--- start Materials provided ---

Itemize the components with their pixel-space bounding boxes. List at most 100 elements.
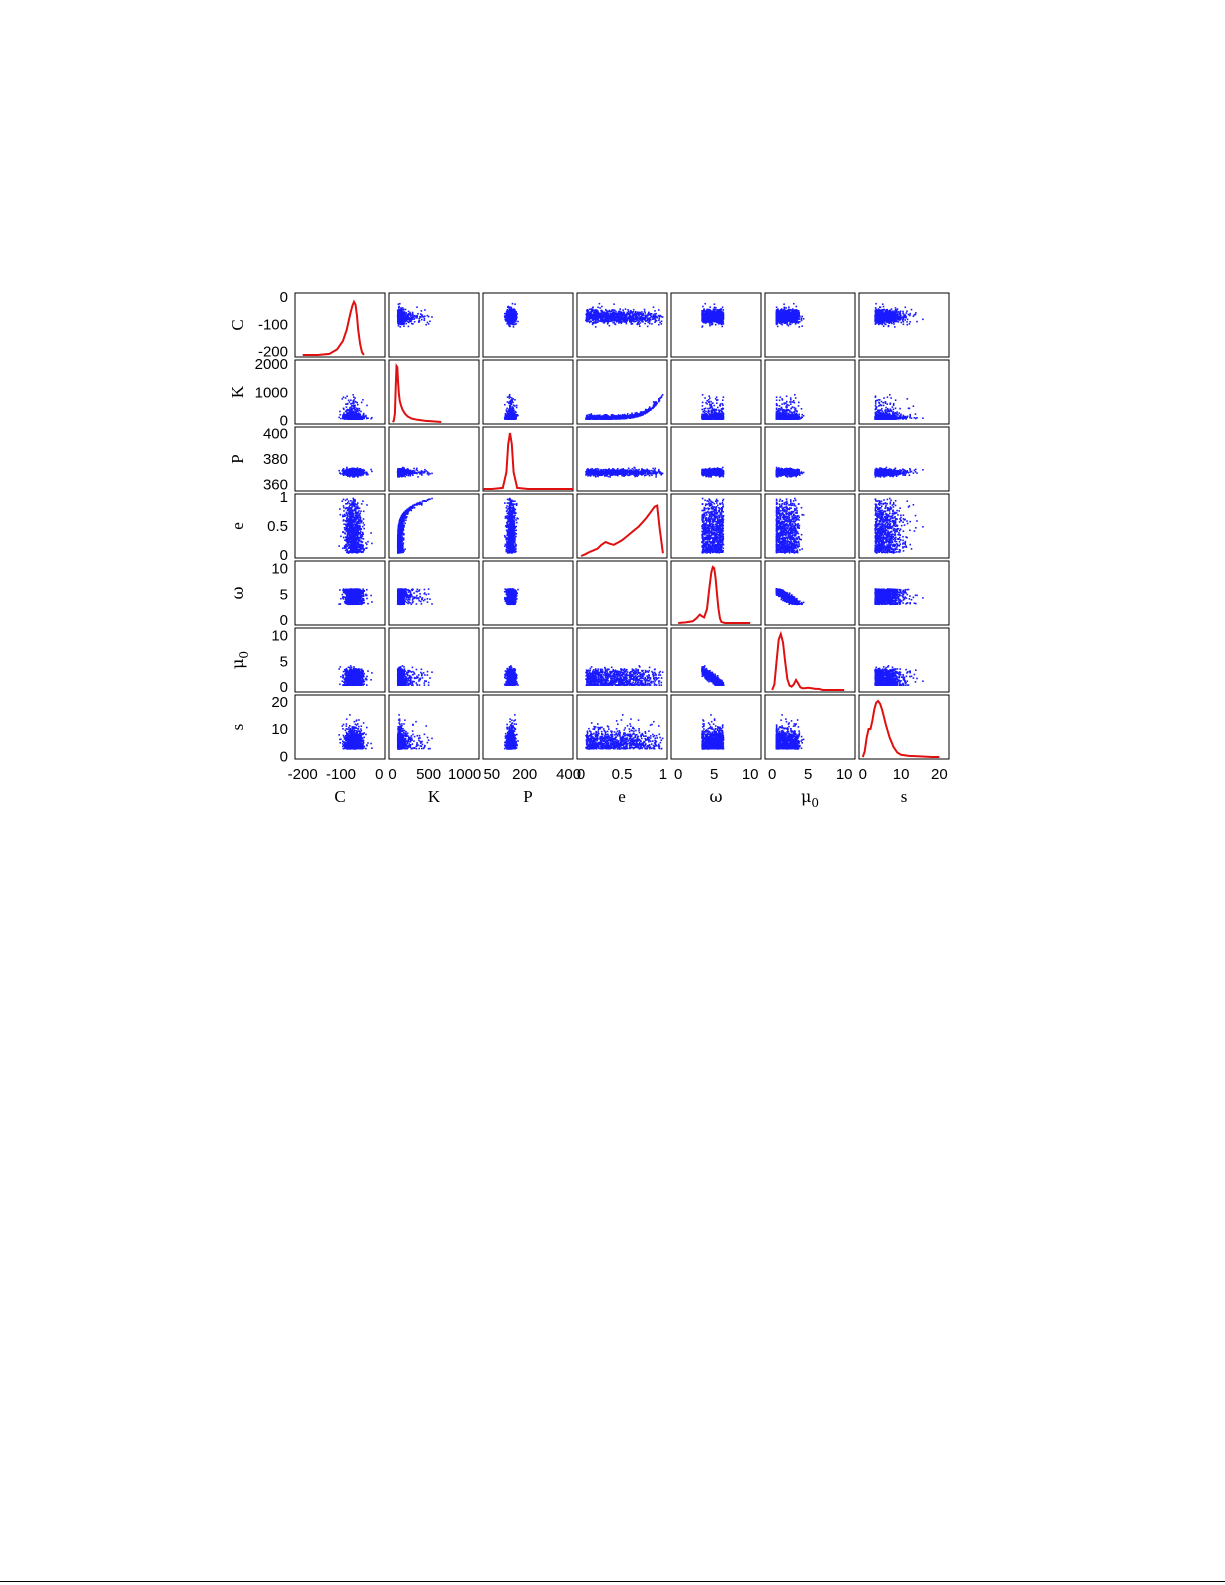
scatter-points xyxy=(874,302,924,328)
bottom-tick-e: 0 xyxy=(577,766,585,783)
panel-mu-vs-P xyxy=(482,627,574,693)
scatter-points xyxy=(701,394,725,420)
density-curve-C xyxy=(302,299,365,356)
left-tick-P: 380 xyxy=(263,451,288,468)
panel-C-vs-mu xyxy=(764,292,856,358)
scatter-points xyxy=(396,665,433,686)
scatter-points xyxy=(396,302,433,328)
scatter-points xyxy=(775,466,805,478)
scatter-points xyxy=(701,714,725,750)
scatter-points xyxy=(503,497,519,554)
bottom-tick-C: -100 xyxy=(326,766,356,783)
panel-w-vs-s xyxy=(858,560,950,626)
scatter-points xyxy=(874,394,924,420)
panel-frame xyxy=(482,627,574,693)
bottom-axis-label-mu: μ0 xyxy=(801,787,819,810)
panel-C-vs-C xyxy=(294,292,386,358)
bottom-tick-C: -200 xyxy=(288,766,318,783)
panel-P-vs-K xyxy=(388,426,480,492)
left-tick-w: 0 xyxy=(280,612,288,629)
left-tick-s: 10 xyxy=(271,721,288,738)
bottom-tick-K: 500 xyxy=(416,766,441,783)
panel-s-vs-w xyxy=(670,694,762,760)
scatter-points xyxy=(701,466,725,478)
density-curve-s xyxy=(861,699,940,758)
scatter-points xyxy=(338,497,373,554)
bottom-tick-e: 1 xyxy=(659,766,667,783)
bottom-tick-C: 0 xyxy=(375,766,383,783)
panel-K-vs-w xyxy=(670,359,762,425)
scatter-points xyxy=(585,302,664,328)
panel-frame xyxy=(670,426,762,492)
left-axis-label-s: s xyxy=(228,724,247,731)
left-tick-K: 2000 xyxy=(255,356,288,373)
panel-frame xyxy=(388,426,480,492)
panel-frame xyxy=(482,426,574,492)
panel-C-vs-e xyxy=(576,292,668,358)
bottom-tick-P: 200 xyxy=(512,766,537,783)
left-tick-C: -100 xyxy=(258,316,288,333)
panel-s-vs-mu xyxy=(764,694,856,760)
left-tick-s: 0 xyxy=(280,748,288,765)
scatter-points xyxy=(874,665,924,686)
panel-e-vs-C xyxy=(294,493,386,559)
panel-K-vs-mu xyxy=(764,359,856,425)
panel-e-vs-P xyxy=(482,493,574,559)
density-curve-e xyxy=(580,504,664,557)
left-axis-label-e: e xyxy=(228,522,247,530)
bottom-tick-w: 10 xyxy=(742,766,759,783)
density-curve-w xyxy=(678,565,751,624)
panel-frame xyxy=(388,694,480,760)
bottom-axis-label-w: ω xyxy=(709,787,722,806)
left-tick-P: 400 xyxy=(263,425,288,442)
panel-P-vs-w xyxy=(670,426,762,492)
panel-frame xyxy=(294,627,386,693)
left-tick-P: 360 xyxy=(263,477,288,494)
panel-frame xyxy=(388,359,480,425)
panel-frame xyxy=(764,426,856,492)
panel-w-vs-K xyxy=(388,560,480,626)
scatter-points xyxy=(775,394,805,420)
panel-e-vs-w xyxy=(670,493,762,559)
density-curve-K xyxy=(391,363,442,423)
panel-w-vs-P xyxy=(482,560,574,626)
bottom-tick-P: 400 xyxy=(556,766,581,783)
panel-e-vs-K xyxy=(388,493,480,559)
panel-w-vs-e xyxy=(576,560,668,626)
panel-P-vs-mu xyxy=(764,426,856,492)
scatter-points xyxy=(775,497,805,554)
panel-frame xyxy=(294,560,386,626)
left-axis-label-K: K xyxy=(228,385,247,398)
bottom-axis-label-e: e xyxy=(618,787,626,806)
scatter-points xyxy=(775,588,805,606)
bottom-tick-s: 0 xyxy=(859,766,867,783)
bottom-tick-e: 0.5 xyxy=(612,766,633,783)
panel-frame xyxy=(858,627,950,693)
panel-C-vs-K xyxy=(388,292,480,358)
panel-e-vs-e xyxy=(576,493,668,559)
panel-frame xyxy=(482,560,574,626)
bottom-axis-label-P: P xyxy=(523,787,532,806)
scatter-points xyxy=(396,466,433,478)
left-axis-label-w: ω xyxy=(228,586,247,599)
panel-s-vs-e xyxy=(576,694,668,760)
panel-frame xyxy=(576,426,668,492)
panel-P-vs-e xyxy=(576,426,668,492)
bottom-tick-s: 10 xyxy=(893,766,910,783)
left-tick-w: 10 xyxy=(271,561,288,578)
panel-frame xyxy=(294,694,386,760)
left-tick-mu: 0 xyxy=(280,679,288,696)
scatter-points xyxy=(874,588,924,606)
scatter-points xyxy=(874,466,924,478)
left-tick-C: 0 xyxy=(280,289,288,306)
density-curve-mu xyxy=(771,630,845,691)
panel-frame xyxy=(482,359,574,425)
scatter-points xyxy=(874,497,924,554)
panel-frame xyxy=(294,359,386,425)
scatter-points xyxy=(503,588,519,606)
bottom-tick-K: 1000 xyxy=(448,766,481,783)
scatter-points xyxy=(585,665,664,686)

--- end Materials provided ---

Task description :: Give the lines above as a numbered list, starting at the line that contains "scatter-points xyxy=(874,302,924,328)" and ending at the line that contains "left-tick-P: 380 xyxy=(263,451,288,468)", with any blank lines left out.

Task answer ::
1. scatter-points xyxy=(874,302,924,328)
2. bottom-tick-e: 0 xyxy=(577,766,585,783)
3. panel-mu-vs-P xyxy=(482,627,574,693)
4. scatter-points xyxy=(701,394,725,420)
5. density-curve-C xyxy=(302,299,365,356)
6. left-tick-P: 380 xyxy=(263,451,288,468)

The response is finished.